Records contained in a dataset:
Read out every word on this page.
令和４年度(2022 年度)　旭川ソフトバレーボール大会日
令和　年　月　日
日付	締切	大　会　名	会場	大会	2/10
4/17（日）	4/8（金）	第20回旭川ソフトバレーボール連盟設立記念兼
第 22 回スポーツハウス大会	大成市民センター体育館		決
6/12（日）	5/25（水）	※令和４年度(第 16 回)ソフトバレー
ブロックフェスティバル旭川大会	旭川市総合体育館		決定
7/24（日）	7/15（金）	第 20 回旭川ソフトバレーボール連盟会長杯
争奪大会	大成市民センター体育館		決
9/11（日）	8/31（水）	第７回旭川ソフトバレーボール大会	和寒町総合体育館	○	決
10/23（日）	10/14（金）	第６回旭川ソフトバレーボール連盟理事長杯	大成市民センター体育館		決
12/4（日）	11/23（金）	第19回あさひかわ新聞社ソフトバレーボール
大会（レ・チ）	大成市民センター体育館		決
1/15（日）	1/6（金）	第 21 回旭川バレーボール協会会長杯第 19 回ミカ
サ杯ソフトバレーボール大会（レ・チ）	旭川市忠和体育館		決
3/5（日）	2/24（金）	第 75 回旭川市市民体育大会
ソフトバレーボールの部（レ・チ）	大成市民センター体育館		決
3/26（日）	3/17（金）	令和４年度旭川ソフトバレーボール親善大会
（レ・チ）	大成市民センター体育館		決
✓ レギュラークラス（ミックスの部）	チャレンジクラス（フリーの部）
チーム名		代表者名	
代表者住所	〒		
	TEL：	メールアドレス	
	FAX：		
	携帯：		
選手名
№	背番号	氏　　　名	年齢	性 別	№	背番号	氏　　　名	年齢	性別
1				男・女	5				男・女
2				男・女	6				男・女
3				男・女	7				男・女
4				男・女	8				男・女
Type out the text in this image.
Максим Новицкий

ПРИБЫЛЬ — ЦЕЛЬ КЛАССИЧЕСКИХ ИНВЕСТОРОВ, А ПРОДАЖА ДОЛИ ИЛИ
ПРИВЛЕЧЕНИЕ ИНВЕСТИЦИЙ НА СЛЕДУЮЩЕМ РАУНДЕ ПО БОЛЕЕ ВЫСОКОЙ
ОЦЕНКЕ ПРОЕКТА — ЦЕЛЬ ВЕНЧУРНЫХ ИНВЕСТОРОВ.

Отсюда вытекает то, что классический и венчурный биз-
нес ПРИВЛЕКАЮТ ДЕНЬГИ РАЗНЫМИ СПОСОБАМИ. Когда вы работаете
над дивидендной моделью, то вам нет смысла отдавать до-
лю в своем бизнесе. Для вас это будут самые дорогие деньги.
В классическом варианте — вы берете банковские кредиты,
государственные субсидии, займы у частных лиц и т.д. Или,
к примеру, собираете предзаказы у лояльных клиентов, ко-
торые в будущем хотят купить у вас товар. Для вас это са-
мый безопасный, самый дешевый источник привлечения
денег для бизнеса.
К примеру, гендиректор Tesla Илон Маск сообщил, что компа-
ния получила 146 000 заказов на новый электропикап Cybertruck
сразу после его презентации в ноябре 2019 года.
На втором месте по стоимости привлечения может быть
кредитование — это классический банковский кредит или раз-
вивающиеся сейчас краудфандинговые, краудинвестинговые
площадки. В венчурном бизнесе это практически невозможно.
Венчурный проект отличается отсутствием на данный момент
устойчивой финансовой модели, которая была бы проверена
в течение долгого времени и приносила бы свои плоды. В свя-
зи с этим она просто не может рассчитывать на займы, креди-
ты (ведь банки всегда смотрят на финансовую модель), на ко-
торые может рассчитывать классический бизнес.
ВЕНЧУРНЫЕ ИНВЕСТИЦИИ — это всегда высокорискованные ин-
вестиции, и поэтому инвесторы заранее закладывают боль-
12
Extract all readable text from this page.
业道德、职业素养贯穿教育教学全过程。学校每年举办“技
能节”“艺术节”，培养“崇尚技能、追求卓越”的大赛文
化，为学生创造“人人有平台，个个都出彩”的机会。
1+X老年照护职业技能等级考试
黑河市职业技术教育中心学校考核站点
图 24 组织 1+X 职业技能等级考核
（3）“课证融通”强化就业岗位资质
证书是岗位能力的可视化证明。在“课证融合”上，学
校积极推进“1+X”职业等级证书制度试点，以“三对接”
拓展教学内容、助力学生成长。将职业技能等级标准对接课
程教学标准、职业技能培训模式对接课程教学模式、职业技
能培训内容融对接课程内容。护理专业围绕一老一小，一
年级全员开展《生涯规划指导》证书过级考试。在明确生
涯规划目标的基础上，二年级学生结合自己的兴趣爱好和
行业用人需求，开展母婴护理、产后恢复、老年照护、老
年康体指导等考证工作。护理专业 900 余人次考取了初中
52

- Set problem
Please reproduce every line of the material word for word.

- Completed exercise
Read out every word on this page.
令和４年度(2022 年度)　旭川ソフトバレーボール大会日
令和　年　月　日
日付	締切	大　会　名	会場	大会	2/10
4/17（日）	4/8（金）	第20回旭川ソフトバレーボール連盟設立記念兼
第 22 回スポーツハウス大会	大成市民センター体育館		決
6/12（日）	5/25（水）	※令和４年度(第 16 回)ソフトバレー
ブロックフェスティバル旭川大会	旭川市総合体育館		決定
7/24（日）	7/15（金）	第 20 回旭川ソフトバレーボール連盟会長杯
争奪大会	大成市民センター体育館		決
9/11（日）	8/31（水）	第７回旭川ソフトバレーボール大会	和寒町総合体育館	○	決
10/23（日）	10/14（金）	第６回旭川ソフトバレーボール連盟理事長杯	大成市民センター体育館		決
12/4（日）	11/23（金）	第19回あさひかわ新聞社ソフトバレーボール
大会（レ・チ）	大成市民センター体育館		決
1/15（日）	1/6（金）	第 21 回旭川バレーボール協会会長杯第 19 回ミカ
サ杯ソフトバレーボール大会（レ・チ）	旭川市忠和体育館		決
3/5（日）	2/24（金）	第 75 回旭川市市民体育大会
ソフトバレーボールの部（レ・チ）	大成市民センター体育館		決
3/26（日）	3/17（金）	令和４年度旭川ソフトバレーボール親善大会
（レ・チ）	大成市民センター体育館		決
✓ レギュラークラス（ミックスの部）	チャレンジクラス（フリーの部）
チーム名		代表者名	
代表者住所	〒		
	TEL：	メールアドレス	
	FAX：		
	携帯：		
選手名
№	背番号	氏　　　名	年齢	性 別	№	背番号	氏　　　名	年齢	性別
1				男・女	5				男・女
2				男・女	6				男・女
3				男・女	7				男・女
4				男・女	8				男・女
Type out the text in this image.
Максим Новицкий

ПРИБЫЛЬ — ЦЕЛЬ КЛАССИЧЕСКИХ ИНВЕСТОРОВ, А ПРОДАЖА ДОЛИ ИЛИ
ПРИВЛЕЧЕНИЕ ИНВЕСТИЦИЙ НА СЛЕДУЮЩЕМ РАУНДЕ ПО БОЛЕЕ ВЫСОКОЙ
ОЦЕНКЕ ПРОЕКТА — ЦЕЛЬ ВЕНЧУРНЫХ ИНВЕСТОРОВ.

Отсюда вытекает то, что классический и венчурный биз-
нес ПРИВЛЕКАЮТ ДЕНЬГИ РАЗНЫМИ СПОСОБАМИ. Когда вы работаете
над дивидендной моделью, то вам нет смысла отдавать до-
лю в своем бизнесе. Для вас это будут самые дорогие деньги.
В классическом варианте — вы берете банковские кредиты,
государственные субсидии, займы у частных лиц и т.д. Или,
к примеру, собираете предзаказы у лояльных клиентов, ко-
торые в будущем хотят купить у вас товар. Для вас это са-
мый безопасный, самый дешевый источник привлечения
денег для бизнеса.
К примеру, гендиректор Tesla Илон Маск сообщил, что компа-
ния получила 146 000 заказов на новый электропикап Cybertruck
сразу после его презентации в ноябре 2019 года.
На втором месте по стоимости привлечения может быть
кредитование — это классический банковский кредит или раз-
вивающиеся сейчас краудфандинговые, краудинвестинговые
площадки. В венчурном бизнесе это практически невозможно.
Венчурный проект отличается отсутствием на данный момент
устойчивой финансовой модели, которая была бы проверена
в течение долгого времени и приносила бы свои плоды. В свя-
зи с этим она просто не может рассчитывать на займы, креди-
ты (ведь банки всегда смотрят на финансовую модель), на ко-
торые может рассчитывать классический бизнес.
ВЕНЧУРНЫЕ ИНВЕСТИЦИИ — это всегда высокорискованные ин-
вестиции, и поэтому инвесторы заранее закладывают боль-
12
Extract all readable text from this page.
业道德、职业素养贯穿教育教学全过程。学校每年举办“技
能节”“艺术节”，培养“崇尚技能、追求卓越”的大赛文
化，为学生创造“人人有平台，个个都出彩”的机会。
1+X老年照护职业技能等级考试
黑河市职业技术教育中心学校考核站点
图 24 组织 1+X 职业技能等级考核
（3）“课证融通”强化就业岗位资质
证书是岗位能力的可视化证明。在“课证融合”上，学
校积极推进“1+X”职业等级证书制度试点，以“三对接”
拓展教学内容、助力学生成长。将职业技能等级标准对接课
程教学标准、职业技能培训模式对接课程教学模式、职业技
能培训内容融对接课程内容。护理专业围绕一老一小，一
年级全员开展《生涯规划指导》证书过级考试。在明确生
涯规划目标的基础上，二年级学生结合自己的兴趣爱好和
行业用人需求，开展母婴护理、产后恢复、老年照护、老
年康体指导等考证工作。护理专业 900 余人次考取了初中
52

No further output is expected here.